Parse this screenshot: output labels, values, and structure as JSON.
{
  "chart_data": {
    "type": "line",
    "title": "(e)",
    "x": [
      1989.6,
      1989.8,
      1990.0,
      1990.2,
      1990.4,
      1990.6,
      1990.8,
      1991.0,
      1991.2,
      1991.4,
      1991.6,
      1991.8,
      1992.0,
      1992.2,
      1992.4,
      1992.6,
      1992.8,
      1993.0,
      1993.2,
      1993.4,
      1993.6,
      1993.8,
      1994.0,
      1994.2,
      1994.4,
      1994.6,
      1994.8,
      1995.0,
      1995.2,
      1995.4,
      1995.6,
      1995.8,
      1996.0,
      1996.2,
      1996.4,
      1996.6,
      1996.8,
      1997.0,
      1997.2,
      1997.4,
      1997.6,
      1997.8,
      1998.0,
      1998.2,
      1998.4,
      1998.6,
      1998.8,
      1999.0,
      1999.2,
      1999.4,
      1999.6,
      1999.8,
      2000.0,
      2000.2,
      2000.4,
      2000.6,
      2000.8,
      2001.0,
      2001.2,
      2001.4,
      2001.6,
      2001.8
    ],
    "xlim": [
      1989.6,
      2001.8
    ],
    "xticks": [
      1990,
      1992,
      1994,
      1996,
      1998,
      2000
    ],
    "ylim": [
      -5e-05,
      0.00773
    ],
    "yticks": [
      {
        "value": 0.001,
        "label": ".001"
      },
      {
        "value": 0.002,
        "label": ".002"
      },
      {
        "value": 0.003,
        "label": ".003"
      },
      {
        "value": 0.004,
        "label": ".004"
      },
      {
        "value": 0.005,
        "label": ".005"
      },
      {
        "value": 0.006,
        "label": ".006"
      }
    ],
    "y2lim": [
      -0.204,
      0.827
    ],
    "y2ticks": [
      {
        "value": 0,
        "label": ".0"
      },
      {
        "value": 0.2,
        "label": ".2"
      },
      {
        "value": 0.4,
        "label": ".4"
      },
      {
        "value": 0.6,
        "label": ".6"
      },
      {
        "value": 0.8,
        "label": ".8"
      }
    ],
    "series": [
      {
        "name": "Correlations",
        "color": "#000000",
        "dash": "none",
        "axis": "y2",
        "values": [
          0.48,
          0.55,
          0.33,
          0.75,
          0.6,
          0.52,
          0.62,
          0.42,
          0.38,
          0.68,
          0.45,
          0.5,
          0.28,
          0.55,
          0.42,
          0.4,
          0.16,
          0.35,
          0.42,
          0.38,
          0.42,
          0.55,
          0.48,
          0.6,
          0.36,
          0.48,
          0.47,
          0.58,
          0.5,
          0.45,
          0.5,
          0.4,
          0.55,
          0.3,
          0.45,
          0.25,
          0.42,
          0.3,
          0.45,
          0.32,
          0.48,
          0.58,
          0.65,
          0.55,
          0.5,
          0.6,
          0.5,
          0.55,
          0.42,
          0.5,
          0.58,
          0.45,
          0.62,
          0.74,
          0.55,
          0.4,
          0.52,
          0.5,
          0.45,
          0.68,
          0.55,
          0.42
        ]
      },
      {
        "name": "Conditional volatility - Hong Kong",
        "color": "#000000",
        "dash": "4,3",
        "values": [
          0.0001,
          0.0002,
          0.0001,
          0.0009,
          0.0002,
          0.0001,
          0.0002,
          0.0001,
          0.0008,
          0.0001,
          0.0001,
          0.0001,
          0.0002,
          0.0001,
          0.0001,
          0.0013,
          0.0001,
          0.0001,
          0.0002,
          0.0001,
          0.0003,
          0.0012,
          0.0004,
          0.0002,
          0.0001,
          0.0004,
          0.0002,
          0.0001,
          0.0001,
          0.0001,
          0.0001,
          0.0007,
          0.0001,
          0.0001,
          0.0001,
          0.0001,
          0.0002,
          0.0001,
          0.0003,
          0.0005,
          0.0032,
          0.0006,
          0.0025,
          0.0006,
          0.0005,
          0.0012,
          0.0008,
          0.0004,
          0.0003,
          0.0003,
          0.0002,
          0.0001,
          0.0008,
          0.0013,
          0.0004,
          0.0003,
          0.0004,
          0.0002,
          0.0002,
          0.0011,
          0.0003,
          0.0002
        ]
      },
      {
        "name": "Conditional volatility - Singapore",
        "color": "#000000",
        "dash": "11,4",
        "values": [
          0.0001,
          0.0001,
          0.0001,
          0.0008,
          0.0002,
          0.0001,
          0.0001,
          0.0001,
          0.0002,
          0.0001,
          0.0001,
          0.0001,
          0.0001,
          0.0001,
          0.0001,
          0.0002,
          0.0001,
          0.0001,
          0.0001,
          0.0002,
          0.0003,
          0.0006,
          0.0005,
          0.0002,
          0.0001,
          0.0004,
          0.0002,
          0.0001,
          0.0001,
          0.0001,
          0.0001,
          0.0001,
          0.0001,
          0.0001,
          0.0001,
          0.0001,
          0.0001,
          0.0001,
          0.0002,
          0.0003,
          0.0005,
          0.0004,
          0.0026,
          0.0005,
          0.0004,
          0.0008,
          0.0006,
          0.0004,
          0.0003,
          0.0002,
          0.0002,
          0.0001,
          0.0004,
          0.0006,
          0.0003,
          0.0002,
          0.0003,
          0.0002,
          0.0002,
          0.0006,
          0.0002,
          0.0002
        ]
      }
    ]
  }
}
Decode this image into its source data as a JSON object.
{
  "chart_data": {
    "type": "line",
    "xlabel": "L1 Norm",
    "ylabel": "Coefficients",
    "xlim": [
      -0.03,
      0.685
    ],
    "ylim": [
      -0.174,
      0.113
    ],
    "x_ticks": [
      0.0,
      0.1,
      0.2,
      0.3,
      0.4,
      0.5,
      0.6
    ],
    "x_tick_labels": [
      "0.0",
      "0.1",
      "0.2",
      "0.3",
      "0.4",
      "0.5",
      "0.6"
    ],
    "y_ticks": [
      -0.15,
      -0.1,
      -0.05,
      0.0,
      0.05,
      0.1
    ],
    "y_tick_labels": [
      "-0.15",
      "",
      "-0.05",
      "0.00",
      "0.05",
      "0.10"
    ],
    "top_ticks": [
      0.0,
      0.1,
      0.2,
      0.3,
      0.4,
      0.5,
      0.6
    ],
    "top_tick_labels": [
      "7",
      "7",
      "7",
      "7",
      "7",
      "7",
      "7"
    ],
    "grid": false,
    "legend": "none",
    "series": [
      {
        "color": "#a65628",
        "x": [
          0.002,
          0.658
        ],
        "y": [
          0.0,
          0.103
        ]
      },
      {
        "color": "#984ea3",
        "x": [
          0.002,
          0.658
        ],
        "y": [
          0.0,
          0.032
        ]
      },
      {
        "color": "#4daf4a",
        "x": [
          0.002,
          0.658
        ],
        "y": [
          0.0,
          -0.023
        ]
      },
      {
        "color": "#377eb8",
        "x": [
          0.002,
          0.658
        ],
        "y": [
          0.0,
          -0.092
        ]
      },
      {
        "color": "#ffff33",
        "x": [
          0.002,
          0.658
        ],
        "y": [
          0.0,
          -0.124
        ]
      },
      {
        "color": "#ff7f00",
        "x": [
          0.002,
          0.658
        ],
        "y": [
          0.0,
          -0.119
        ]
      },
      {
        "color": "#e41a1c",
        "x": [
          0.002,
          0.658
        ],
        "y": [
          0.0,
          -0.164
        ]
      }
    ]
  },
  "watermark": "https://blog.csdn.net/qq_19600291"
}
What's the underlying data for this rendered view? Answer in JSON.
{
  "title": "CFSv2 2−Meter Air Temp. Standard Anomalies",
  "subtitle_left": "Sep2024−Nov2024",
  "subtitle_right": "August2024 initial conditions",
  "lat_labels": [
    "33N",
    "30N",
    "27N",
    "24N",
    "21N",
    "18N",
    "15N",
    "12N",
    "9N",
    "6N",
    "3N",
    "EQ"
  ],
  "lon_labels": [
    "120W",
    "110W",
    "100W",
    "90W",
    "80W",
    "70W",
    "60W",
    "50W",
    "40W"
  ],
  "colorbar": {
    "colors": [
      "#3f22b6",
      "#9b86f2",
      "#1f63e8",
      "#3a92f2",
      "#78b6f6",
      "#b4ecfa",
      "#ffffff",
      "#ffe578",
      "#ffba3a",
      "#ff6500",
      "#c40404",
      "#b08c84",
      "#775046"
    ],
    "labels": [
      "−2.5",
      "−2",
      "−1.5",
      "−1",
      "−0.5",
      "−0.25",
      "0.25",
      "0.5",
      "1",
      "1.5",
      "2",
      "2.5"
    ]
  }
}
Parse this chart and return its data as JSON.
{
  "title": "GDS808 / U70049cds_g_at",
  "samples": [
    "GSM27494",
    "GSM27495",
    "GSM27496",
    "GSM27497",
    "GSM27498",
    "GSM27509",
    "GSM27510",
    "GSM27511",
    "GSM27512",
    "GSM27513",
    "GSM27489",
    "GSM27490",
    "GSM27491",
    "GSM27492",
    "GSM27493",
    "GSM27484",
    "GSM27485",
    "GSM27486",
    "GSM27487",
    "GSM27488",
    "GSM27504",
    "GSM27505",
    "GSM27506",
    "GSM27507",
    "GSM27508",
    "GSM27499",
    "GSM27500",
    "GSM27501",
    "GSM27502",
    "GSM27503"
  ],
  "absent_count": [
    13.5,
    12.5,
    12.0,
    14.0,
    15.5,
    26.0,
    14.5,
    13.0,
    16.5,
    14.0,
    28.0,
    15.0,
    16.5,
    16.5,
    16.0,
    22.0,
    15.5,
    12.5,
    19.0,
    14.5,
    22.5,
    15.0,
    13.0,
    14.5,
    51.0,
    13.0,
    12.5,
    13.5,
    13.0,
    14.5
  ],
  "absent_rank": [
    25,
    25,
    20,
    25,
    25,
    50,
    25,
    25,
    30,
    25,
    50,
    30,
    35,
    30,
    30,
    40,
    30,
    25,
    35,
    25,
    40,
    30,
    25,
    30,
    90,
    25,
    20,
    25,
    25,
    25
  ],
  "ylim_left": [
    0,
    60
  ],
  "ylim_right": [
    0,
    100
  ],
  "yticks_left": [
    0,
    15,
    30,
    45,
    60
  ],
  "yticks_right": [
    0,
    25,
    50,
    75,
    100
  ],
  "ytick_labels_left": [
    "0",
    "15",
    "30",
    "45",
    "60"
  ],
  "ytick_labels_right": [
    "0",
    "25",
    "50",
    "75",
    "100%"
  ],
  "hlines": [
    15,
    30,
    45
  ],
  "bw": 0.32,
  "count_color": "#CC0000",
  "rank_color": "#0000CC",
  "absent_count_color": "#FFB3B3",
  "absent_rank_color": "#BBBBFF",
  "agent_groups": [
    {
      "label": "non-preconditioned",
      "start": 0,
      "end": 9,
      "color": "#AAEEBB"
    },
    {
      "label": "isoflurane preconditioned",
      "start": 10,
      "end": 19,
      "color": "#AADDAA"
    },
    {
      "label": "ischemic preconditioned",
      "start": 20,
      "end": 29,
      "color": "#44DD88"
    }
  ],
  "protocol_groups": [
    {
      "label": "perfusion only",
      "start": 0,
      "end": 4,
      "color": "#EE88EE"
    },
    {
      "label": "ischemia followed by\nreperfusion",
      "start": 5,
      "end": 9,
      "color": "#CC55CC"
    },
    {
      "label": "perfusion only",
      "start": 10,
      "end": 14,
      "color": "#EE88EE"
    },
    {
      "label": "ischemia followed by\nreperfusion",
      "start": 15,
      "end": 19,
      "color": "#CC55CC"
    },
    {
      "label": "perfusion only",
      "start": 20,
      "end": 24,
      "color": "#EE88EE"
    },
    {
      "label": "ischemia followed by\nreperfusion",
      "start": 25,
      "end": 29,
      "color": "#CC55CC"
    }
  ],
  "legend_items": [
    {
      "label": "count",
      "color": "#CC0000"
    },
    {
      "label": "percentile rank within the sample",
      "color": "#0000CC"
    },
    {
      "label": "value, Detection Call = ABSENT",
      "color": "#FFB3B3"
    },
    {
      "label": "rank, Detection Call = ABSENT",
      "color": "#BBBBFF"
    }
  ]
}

· · ·

What this task involves —
Report each line in the data that holds the word "JSON".

Written reply —
Parse this screenshot: output labels, values, and structure as JSON.
Decode this image into its source data as a JSON object.
What's the underlying data for this rendered view? Answer in JSON.
Parse this chart and return its data as JSON.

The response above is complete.